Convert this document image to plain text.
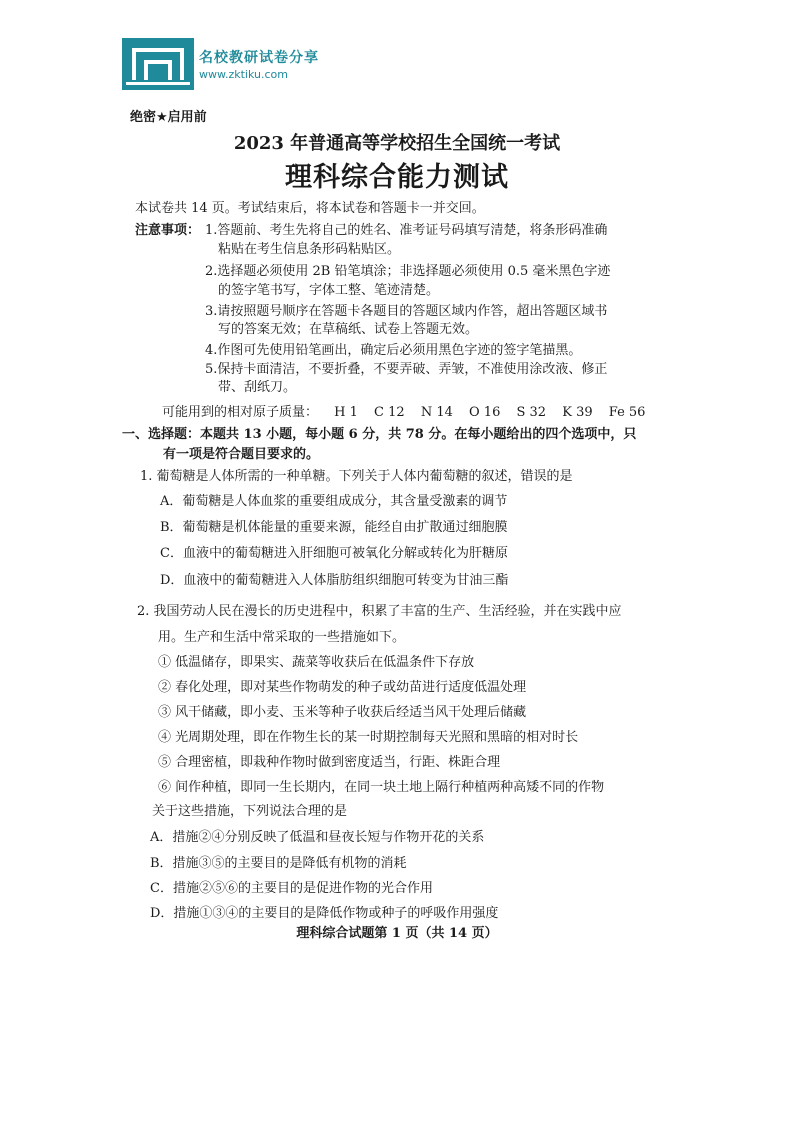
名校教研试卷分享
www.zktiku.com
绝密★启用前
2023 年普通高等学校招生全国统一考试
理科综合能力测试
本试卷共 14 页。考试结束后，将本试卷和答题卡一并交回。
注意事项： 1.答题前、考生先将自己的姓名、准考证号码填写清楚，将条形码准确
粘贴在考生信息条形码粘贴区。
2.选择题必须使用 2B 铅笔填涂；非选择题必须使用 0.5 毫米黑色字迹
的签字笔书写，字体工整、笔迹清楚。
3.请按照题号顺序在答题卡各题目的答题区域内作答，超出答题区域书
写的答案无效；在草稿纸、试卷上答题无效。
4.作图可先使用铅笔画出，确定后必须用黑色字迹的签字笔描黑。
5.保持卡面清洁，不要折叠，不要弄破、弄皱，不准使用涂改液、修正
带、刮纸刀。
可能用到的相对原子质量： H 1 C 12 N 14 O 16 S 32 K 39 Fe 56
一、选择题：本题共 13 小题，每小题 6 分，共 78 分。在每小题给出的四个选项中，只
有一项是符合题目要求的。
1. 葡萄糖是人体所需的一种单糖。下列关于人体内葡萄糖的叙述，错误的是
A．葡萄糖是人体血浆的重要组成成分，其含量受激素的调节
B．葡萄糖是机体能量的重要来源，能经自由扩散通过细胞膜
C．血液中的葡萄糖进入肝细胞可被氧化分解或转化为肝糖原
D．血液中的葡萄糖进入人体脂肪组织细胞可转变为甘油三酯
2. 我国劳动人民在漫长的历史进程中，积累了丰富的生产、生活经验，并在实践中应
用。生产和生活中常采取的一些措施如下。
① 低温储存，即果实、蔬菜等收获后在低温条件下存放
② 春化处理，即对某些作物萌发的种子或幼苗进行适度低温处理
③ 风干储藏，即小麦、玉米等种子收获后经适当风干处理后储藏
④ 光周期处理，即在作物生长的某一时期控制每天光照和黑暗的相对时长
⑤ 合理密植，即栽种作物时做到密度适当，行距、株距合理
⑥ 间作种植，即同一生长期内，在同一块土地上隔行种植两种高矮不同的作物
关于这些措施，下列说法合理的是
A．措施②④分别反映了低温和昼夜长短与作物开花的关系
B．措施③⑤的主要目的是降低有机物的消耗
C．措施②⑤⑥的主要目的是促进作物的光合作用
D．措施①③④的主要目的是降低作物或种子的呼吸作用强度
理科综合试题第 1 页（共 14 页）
...
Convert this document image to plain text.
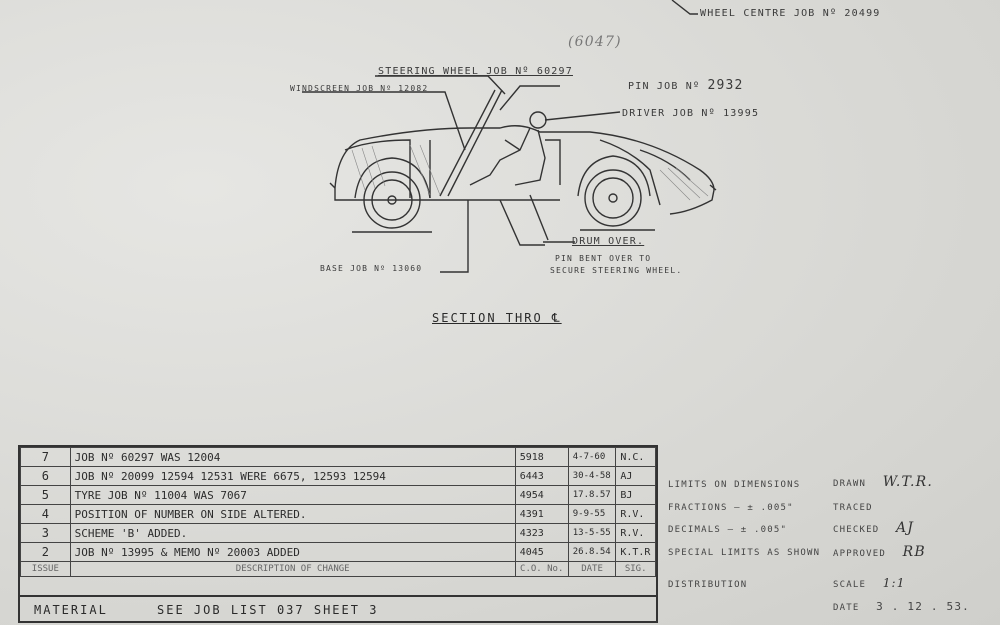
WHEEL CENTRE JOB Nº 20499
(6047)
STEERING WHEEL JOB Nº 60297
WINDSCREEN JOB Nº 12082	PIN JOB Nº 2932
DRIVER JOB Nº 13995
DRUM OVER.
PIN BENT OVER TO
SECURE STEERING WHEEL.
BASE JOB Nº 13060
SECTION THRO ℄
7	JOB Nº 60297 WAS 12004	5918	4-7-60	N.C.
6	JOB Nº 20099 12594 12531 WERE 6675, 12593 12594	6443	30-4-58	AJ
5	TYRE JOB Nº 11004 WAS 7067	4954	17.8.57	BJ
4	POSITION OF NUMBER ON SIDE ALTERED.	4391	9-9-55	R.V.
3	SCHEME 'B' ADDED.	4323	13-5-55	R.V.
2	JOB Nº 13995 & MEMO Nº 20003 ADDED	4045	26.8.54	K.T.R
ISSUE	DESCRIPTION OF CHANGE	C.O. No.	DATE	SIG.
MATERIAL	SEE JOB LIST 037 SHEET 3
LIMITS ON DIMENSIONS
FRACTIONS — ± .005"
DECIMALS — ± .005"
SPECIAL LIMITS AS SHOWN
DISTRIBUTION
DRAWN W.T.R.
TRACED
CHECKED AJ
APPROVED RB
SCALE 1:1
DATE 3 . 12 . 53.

## Exercise details
How many of the listing's lines contain "WHEEL"? Respond with a single number and nothing else.

## Expected output
3